- **GIVEN PROBLEM**
Repeat each line exactly as it is written.

-- EXERCISE INPUTS start --

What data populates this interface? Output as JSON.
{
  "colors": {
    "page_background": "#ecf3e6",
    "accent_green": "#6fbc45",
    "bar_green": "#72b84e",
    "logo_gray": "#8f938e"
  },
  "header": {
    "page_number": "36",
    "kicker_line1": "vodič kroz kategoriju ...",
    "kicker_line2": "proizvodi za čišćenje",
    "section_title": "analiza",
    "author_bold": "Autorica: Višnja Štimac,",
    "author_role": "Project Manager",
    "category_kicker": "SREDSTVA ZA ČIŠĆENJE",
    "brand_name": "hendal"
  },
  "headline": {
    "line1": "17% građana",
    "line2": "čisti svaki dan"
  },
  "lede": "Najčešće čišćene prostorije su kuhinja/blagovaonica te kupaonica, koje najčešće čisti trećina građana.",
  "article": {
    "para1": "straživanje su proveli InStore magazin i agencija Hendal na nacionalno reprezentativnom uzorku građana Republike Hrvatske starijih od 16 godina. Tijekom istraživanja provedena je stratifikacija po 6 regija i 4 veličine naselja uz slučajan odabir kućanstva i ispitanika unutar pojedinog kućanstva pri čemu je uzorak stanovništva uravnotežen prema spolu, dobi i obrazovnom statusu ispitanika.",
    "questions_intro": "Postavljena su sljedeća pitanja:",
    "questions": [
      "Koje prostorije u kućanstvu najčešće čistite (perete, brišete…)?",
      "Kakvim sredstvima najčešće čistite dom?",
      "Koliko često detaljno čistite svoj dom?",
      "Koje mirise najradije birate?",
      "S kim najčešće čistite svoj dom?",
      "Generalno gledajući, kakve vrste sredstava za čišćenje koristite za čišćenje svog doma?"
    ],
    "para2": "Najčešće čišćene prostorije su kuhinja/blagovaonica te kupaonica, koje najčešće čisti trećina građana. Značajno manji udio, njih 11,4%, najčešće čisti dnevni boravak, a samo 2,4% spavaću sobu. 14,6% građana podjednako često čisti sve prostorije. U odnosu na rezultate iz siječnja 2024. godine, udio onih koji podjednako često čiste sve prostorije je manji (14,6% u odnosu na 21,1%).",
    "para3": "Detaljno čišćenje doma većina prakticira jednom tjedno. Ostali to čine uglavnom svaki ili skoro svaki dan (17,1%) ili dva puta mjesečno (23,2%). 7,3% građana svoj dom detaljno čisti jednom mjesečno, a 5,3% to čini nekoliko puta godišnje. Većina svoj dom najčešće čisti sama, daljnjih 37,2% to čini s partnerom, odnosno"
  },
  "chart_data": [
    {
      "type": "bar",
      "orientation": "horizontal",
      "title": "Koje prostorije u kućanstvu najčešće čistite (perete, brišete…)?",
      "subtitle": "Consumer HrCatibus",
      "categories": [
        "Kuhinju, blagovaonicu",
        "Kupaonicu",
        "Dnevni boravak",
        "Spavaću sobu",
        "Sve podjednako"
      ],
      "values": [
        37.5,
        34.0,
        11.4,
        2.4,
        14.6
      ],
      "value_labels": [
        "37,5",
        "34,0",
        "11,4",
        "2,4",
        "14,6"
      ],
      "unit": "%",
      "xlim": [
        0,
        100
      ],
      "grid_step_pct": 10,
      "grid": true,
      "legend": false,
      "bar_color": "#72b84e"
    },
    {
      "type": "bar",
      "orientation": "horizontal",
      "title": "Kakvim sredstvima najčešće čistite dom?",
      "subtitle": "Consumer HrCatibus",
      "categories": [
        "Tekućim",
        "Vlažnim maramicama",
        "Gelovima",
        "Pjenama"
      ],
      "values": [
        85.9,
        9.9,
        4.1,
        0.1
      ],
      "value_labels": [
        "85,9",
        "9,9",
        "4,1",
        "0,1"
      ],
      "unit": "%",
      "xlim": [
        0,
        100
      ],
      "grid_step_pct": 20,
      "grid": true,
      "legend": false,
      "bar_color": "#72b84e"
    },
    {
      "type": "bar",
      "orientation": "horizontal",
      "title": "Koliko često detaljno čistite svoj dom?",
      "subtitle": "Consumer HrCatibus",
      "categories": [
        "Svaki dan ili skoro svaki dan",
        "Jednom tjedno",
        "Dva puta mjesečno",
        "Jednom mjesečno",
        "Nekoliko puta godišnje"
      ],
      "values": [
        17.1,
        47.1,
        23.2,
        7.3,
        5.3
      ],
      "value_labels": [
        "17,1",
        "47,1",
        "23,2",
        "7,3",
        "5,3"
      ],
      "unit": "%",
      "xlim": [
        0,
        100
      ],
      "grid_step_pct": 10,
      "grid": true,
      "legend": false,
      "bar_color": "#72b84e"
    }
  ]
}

-- EXERCISE INPUTS end --

- **EXERCISE SOLUTION**
What data populates this interface? Output as JSON.
{
  "colors": {
    "page_background": "#ecf3e6",
    "accent_green": "#6fbc45",
    "bar_green": "#72b84e",
    "logo_gray": "#8f938e"
  },
  "header": {
    "page_number": "36",
    "kicker_line1": "vodič kroz kategoriju ...",
    "kicker_line2": "proizvodi za čišćenje",
    "section_title": "analiza",
    "author_bold": "Autorica: Višnja Štimac,",
    "author_role": "Project Manager",
    "category_kicker": "SREDSTVA ZA ČIŠĆENJE",
    "brand_name": "hendal"
  },
  "headline": {
    "line1": "17% građana",
    "line2": "čisti svaki dan"
  },
  "lede": "Najčešće čišćene prostorije su kuhinja/blagovaonica te kupaonica, koje najčešće čisti trećina građana.",
  "article": {
    "para1": "straživanje su proveli InStore magazin i agencija Hendal na nacionalno reprezentativnom uzorku građana Republike Hrvatske starijih od 16 godina. Tijekom istraživanja provedena je stratifikacija po 6 regija i 4 veličine naselja uz slučajan odabir kućanstva i ispitanika unutar pojedinog kućanstva pri čemu je uzorak stanovništva uravnotežen prema spolu, dobi i obrazovnom statusu ispitanika.",
    "questions_intro": "Postavljena su sljedeća pitanja:",
    "questions": [
      "Koje prostorije u kućanstvu najčešće čistite (perete, brišete…)?",
      "Kakvim sredstvima najčešće čistite dom?",
      "Koliko često detaljno čistite svoj dom?",
      "Koje mirise najradije birate?",
      "S kim najčešće čistite svoj dom?",
      "Generalno gledajući, kakve vrste sredstava za čišćenje koristite za čišćenje svog doma?"
    ],
    "para2": "Najčešće čišćene prostorije su kuhinja/blagovaonica te kupaonica, koje najčešće čisti trećina građana. Značajno manji udio, njih 11,4%, najčešće čisti dnevni boravak, a samo 2,4% spavaću sobu. 14,6% građana podjednako često čisti sve prostorije. U odnosu na rezultate iz siječnja 2024. godine, udio onih koji podjednako često čiste sve prostorije je manji (14,6% u odnosu na 21,1%).",
    "para3": "Detaljno čišćenje doma većina prakticira jednom tjedno. Ostali to čine uglavnom svaki ili skoro svaki dan (17,1%) ili dva puta mjesečno (23,2%). 7,3% građana svoj dom detaljno čisti jednom mjesečno, a 5,3% to čini nekoliko puta godišnje. Većina svoj dom najčešće čisti sama, daljnjih 37,2% to čini s partnerom, odnosno"
  },
  "chart_data": [
    {
      "type": "bar",
      "orientation": "horizontal",
      "title": "Koje prostorije u kućanstvu najčešće čistite (perete, brišete…)?",
      "subtitle": "Consumer HrCatibus",
      "categories": [
        "Kuhinju, blagovaonicu",
        "Kupaonicu",
        "Dnevni boravak",
        "Spavaću sobu",
        "Sve podjednako"
      ],
      "values": [
        37.5,
        34.0,
        11.4,
        2.4,
        14.6
      ],
      "value_labels": [
        "37,5",
        "34,0",
        "11,4",
        "2,4",
        "14,6"
      ],
      "unit": "%",
      "xlim": [
        0,
        100
      ],
      "grid_step_pct": 10,
      "grid": true,
      "legend": false,
      "bar_color": "#72b84e"
    },
    {
      "type": "bar",
      "orientation": "horizontal",
      "title": "Kakvim sredstvima najčešće čistite dom?",
      "subtitle": "Consumer HrCatibus",
      "categories": [
        "Tekućim",
        "Vlažnim maramicama",
        "Gelovima",
        "Pjenama"
      ],
      "values": [
        85.9,
        9.9,
        4.1,
        0.1
      ],
      "value_labels": [
        "85,9",
        "9,9",
        "4,1",
        "0,1"
      ],
      "unit": "%",
      "xlim": [
        0,
        100
      ],
      "grid_step_pct": 20,
      "grid": true,
      "legend": false,
      "bar_color": "#72b84e"
    },
    {
      "type": "bar",
      "orientation": "horizontal",
      "title": "Koliko često detaljno čistite svoj dom?",
      "subtitle": "Consumer HrCatibus",
      "categories": [
        "Svaki dan ili skoro svaki dan",
        "Jednom tjedno",
        "Dva puta mjesečno",
        "Jednom mjesečno",
        "Nekoliko puta godišnje"
      ],
      "values": [
        17.1,
        47.1,
        23.2,
        7.3,
        5.3
      ],
      "value_labels": [
        "17,1",
        "47,1",
        "23,2",
        "7,3",
        "5,3"
      ],
      "unit": "%",
      "xlim": [
        0,
        100
      ],
      "grid_step_pct": 10,
      "grid": true,
      "legend": false,
      "bar_color": "#72b84e"
    }
  ]
}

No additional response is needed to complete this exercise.